Exercise directions: Extract the listing in its entirety, keeping each line identical to the original.

(Stored records)

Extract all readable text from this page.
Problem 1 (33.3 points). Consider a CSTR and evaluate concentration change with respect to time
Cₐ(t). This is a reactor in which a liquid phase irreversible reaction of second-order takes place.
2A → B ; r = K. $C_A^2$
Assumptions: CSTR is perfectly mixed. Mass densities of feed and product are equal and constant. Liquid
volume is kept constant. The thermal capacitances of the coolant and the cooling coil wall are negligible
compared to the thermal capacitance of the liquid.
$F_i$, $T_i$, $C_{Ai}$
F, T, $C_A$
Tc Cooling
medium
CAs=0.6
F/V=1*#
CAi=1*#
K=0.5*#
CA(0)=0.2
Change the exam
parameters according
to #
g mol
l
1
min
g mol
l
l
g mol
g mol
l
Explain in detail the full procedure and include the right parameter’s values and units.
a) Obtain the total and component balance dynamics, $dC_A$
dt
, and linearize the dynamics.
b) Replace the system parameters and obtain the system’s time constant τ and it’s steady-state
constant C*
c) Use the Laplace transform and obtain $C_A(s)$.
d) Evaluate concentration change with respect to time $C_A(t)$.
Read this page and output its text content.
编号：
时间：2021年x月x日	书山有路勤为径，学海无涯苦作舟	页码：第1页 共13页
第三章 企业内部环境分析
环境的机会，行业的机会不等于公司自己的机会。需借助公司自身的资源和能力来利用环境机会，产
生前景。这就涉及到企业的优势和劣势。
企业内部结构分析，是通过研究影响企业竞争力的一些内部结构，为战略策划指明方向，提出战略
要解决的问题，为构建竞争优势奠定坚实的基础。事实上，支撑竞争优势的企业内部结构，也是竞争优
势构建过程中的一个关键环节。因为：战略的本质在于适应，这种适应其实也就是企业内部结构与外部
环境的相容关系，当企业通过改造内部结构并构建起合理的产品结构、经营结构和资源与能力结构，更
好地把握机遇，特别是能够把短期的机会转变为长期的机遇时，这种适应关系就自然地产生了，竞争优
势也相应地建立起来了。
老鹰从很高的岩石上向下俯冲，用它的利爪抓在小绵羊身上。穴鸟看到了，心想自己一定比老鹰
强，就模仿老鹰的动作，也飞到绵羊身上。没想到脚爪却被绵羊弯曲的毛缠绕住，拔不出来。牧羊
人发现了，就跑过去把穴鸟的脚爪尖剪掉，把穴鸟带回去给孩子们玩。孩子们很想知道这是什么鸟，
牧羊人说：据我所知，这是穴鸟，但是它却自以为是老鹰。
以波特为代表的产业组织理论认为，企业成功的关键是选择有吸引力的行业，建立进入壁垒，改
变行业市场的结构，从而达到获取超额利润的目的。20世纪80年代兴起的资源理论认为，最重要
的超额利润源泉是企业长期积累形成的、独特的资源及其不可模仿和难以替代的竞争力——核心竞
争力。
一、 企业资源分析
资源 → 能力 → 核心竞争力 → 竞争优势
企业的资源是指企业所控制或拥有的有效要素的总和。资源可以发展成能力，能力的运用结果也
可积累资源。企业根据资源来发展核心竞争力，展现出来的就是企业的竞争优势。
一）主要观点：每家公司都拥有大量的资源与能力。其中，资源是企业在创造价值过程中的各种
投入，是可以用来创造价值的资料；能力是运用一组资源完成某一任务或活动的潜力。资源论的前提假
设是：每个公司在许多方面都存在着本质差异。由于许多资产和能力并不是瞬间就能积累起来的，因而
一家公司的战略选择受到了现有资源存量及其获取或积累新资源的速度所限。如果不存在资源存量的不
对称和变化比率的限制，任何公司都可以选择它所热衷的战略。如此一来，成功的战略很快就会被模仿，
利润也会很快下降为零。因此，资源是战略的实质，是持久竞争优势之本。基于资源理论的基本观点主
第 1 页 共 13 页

Exercise response:
Extract all readable text from this page.
Problem 1 (33.3 points). Consider a CSTR and evaluate concentration change with respect to time
Cₐ(t). This is a reactor in which a liquid phase irreversible reaction of second-order takes place.
2A → B ; r = K. $C_A^2$
Assumptions: CSTR is perfectly mixed. Mass densities of feed and product are equal and constant. Liquid
volume is kept constant. The thermal capacitances of the coolant and the cooling coil wall are negligible
compared to the thermal capacitance of the liquid.
$F_i$, $T_i$, $C_{Ai}$
F, T, $C_A$
Tc Cooling
medium
CAs=0.6
F/V=1*#
CAi=1*#
K=0.5*#
CA(0)=0.2
Change the exam
parameters according
to #
g mol
l
1
min
g mol
l
l
g mol
g mol
l
Explain in detail the full procedure and include the right parameter’s values and units.
a) Obtain the total and component balance dynamics, $dC_A$
dt
, and linearize the dynamics.
b) Replace the system parameters and obtain the system’s time constant τ and it’s steady-state
constant C*
c) Use the Laplace transform and obtain $C_A(s)$.
d) Evaluate concentration change with respect to time $C_A(t)$.
Read this page and output its text content.
编号：
时间：2021年x月x日	书山有路勤为径，学海无涯苦作舟	页码：第1页 共13页
第三章 企业内部环境分析
环境的机会，行业的机会不等于公司自己的机会。需借助公司自身的资源和能力来利用环境机会，产
生前景。这就涉及到企业的优势和劣势。
企业内部结构分析，是通过研究影响企业竞争力的一些内部结构，为战略策划指明方向，提出战略
要解决的问题，为构建竞争优势奠定坚实的基础。事实上，支撑竞争优势的企业内部结构，也是竞争优
势构建过程中的一个关键环节。因为：战略的本质在于适应，这种适应其实也就是企业内部结构与外部
环境的相容关系，当企业通过改造内部结构并构建起合理的产品结构、经营结构和资源与能力结构，更
好地把握机遇，特别是能够把短期的机会转变为长期的机遇时，这种适应关系就自然地产生了，竞争优
势也相应地建立起来了。
老鹰从很高的岩石上向下俯冲，用它的利爪抓在小绵羊身上。穴鸟看到了，心想自己一定比老鹰
强，就模仿老鹰的动作，也飞到绵羊身上。没想到脚爪却被绵羊弯曲的毛缠绕住，拔不出来。牧羊
人发现了，就跑过去把穴鸟的脚爪尖剪掉，把穴鸟带回去给孩子们玩。孩子们很想知道这是什么鸟，
牧羊人说：据我所知，这是穴鸟，但是它却自以为是老鹰。
以波特为代表的产业组织理论认为，企业成功的关键是选择有吸引力的行业，建立进入壁垒，改
变行业市场的结构，从而达到获取超额利润的目的。20世纪80年代兴起的资源理论认为，最重要
的超额利润源泉是企业长期积累形成的、独特的资源及其不可模仿和难以替代的竞争力——核心竞
争力。
一、 企业资源分析
资源 → 能力 → 核心竞争力 → 竞争优势
企业的资源是指企业所控制或拥有的有效要素的总和。资源可以发展成能力，能力的运用结果也
可积累资源。企业根据资源来发展核心竞争力，展现出来的就是企业的竞争优势。
一）主要观点：每家公司都拥有大量的资源与能力。其中，资源是企业在创造价值过程中的各种
投入，是可以用来创造价值的资料；能力是运用一组资源完成某一任务或活动的潜力。资源论的前提假
设是：每个公司在许多方面都存在着本质差异。由于许多资产和能力并不是瞬间就能积累起来的，因而
一家公司的战略选择受到了现有资源存量及其获取或积累新资源的速度所限。如果不存在资源存量的不
对称和变化比率的限制，任何公司都可以选择它所热衷的战略。如此一来，成功的战略很快就会被模仿，
利润也会很快下降为零。因此，资源是战略的实质，是持久竞争优势之本。基于资源理论的基本观点主
第 1 页 共 13 页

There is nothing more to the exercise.